PASSAGE FOR REVIEW Block Start
# Anyone else got a short Luteal Phase? - In a panic.



## sophia_snail (Nov 7, 2010)

Hi, we are in the middle of our first 2ww after DIUI.... this morning I happened upon an article about the luteal phase (number of days between ovulation and period) and the chances of miscarriage if it is regularly less than 12 days. Mine is usually 10/11 days so now I am in complete dispair because I thought there was at least a reasonable chance I would get a BFP in a weeks time, but now it looks like its very unlikely.  My cycle is usually between 29 and 35 days, and I usually ovulate between day 19 and day 25.

I can't believe that I hadn't even heard of the luteal phase until this morning, despite having done lots of research before having DIUI. It was never mentioned at appointments at MFS, who have been great in every other respect.

Has anyone else got any experience of this at all? I feel like the whole world crached this morning.


----------



## Butterfly_wings (Jul 9, 2011)

D you know what Hun, I'm not saying this to be horrible to you, but there is so much about our bodies that don't fit into the normal / perfect category. I'm a midwife, who spends my life bringing other people's baby's into the world, so imagine how much time I spend panicking that my pelvis isn't the right shape, that this bits too narrow or this bits too low down or maybe my labour won't progress or....but then I just had to think... Stop! People get pregnant in the craziest of situations, and people's labours rarely got the way we expect them to. 

If this is the right time for you to get pregnant, you will, regardless of how long your luteal phase. There might be things that make it more or less likely, but then a lot of it is out of our control. If this is not the right time, for your very special baby to come along, then it won't happen this time. But one of the things that I truly deeply believe will make it more likely is thinking positive, anxiety and worry have such a massive impact on our very special hormones.

Good luck and stop worrying, what will be will be xx


----------



## sophia_snail (Nov 7, 2010)

You sound like the sort of calm person who is a real comfort to women in your care Butterfly. I think it just came as a horrible shock this morning to read the article, because I thought I had got my head around all the possibilities that might influence whether the treatment had worked and all of a sudden here was something I hadn't even heard of. I'm a high school maths teacher and maybe a little too used to being in control of everything- and obviously this is 100% mother-nature in control.

I am going to try my best not to get over-anxious....

Thank you for your reply.


----------



## mintyfaglady (Aug 25, 2007)

10 or 11 days is not so problematic, I don't think. I had a 10/11 day LP too and it used to worry me, but I did get pregnant eventually. I think anything less than 10 days is considered problematic.

That said, there are a number of things you can do to support and lengthen your LP - Vitamin B6, progesterone cream, acupuncture - try googling.

Good luck1
!


----------
PASSAGE FOR REVIEW Block End
DATASET Block Start
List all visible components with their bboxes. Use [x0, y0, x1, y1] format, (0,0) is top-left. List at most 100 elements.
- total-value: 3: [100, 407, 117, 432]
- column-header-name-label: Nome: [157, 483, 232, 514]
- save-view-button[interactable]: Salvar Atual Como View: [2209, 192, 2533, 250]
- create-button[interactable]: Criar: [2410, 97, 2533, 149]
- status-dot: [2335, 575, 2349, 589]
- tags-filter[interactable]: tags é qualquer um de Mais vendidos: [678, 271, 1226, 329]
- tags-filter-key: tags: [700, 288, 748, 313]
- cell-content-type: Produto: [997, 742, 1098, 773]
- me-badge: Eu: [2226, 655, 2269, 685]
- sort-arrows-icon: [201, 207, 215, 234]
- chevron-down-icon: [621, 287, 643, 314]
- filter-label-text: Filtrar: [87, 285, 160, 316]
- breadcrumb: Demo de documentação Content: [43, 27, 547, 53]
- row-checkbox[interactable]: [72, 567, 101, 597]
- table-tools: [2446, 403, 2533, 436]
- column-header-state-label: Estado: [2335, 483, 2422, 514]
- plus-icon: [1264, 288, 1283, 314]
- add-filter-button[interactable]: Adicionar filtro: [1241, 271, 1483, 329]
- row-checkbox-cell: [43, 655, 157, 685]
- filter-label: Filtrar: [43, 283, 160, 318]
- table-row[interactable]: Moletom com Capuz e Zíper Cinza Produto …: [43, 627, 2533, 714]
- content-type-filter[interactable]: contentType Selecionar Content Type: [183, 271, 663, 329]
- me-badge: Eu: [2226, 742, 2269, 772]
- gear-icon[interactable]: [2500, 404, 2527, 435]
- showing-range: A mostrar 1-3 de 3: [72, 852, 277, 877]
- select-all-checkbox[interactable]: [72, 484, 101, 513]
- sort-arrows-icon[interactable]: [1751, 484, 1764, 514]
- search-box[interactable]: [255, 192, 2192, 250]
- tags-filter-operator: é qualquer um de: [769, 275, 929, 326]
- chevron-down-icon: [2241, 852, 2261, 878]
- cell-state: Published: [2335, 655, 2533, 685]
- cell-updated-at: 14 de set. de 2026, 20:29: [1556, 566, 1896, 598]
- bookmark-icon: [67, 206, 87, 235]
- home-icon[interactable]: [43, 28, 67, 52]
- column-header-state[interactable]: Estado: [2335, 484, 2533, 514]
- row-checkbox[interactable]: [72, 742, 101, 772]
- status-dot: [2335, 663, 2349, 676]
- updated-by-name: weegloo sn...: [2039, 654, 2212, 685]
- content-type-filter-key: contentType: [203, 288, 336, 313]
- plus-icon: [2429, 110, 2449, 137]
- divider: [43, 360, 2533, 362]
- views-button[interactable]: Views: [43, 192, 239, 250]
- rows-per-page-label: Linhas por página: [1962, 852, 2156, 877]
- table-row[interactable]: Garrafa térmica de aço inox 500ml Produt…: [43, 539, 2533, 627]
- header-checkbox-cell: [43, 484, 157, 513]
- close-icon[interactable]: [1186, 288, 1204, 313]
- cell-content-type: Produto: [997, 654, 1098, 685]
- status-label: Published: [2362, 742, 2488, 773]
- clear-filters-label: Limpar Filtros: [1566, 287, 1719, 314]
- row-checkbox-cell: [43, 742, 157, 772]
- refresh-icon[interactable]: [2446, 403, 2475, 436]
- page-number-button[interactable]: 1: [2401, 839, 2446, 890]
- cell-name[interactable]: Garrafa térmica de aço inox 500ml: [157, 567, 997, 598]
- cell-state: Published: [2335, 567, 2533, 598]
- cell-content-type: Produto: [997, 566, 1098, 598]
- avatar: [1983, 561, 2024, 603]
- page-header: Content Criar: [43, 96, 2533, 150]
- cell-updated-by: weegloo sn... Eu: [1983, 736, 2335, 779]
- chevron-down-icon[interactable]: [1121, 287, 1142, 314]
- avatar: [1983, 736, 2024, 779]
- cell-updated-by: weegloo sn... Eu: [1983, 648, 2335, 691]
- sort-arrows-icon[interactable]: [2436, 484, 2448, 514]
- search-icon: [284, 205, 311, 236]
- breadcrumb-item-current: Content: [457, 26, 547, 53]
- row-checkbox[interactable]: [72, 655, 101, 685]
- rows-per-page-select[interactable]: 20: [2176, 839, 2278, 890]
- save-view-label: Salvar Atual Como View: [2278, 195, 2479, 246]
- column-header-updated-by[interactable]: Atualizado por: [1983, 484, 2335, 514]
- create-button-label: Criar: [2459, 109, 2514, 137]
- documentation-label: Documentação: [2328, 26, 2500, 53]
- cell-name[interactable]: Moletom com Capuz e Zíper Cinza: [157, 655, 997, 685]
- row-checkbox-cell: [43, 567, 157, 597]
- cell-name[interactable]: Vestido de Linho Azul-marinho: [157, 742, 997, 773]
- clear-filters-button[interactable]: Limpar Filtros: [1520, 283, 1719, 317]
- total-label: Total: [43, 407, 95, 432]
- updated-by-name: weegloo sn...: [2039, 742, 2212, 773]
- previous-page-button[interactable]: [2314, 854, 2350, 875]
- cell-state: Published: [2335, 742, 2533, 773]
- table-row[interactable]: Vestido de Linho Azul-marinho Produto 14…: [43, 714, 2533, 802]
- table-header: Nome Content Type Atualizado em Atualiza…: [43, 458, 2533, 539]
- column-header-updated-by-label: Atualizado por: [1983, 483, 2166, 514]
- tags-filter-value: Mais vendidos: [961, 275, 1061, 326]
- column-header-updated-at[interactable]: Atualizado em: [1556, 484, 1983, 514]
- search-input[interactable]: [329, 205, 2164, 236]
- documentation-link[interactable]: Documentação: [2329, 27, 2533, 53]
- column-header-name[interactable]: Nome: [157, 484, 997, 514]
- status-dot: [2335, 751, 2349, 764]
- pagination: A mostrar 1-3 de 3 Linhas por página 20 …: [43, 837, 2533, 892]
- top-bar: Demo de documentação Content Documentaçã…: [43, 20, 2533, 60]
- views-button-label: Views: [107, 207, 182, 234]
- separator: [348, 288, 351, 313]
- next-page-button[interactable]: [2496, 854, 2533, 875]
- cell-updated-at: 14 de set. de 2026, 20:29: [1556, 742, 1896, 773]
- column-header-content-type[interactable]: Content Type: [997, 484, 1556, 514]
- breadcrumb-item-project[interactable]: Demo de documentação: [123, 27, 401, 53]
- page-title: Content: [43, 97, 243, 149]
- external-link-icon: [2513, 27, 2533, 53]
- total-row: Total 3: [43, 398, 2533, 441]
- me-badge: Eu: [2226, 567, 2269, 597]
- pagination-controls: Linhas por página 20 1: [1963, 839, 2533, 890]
DATASET Block End
Write out the stretch of the forum thread on short luteal phases from "Hi, we are in" through "every other respect.", copying it word for word.

THE ANSWER ▸
Hi, we are in the middle of our first 2ww after DIUI.... this morning I happened upon an article about the luteal phase (number of days between ovulation and period) and the chances of miscarriage if it is regularly less than 12 days. Mine is usually 10/11 days so now I am in complete dispair because I thought there was at least a reasonable chance I would get a BFP in a weeks time, but now it looks like its very unlikely.  My cycle is usually between 29 and 35 days, and I usually ovulate between day 19 and day 25.

I can't believe that I hadn't even heard of the luteal phase until this morning, despite having done lots of research before having DIUI. It was never mentioned at appointments at MFS, who have been great in every other respect.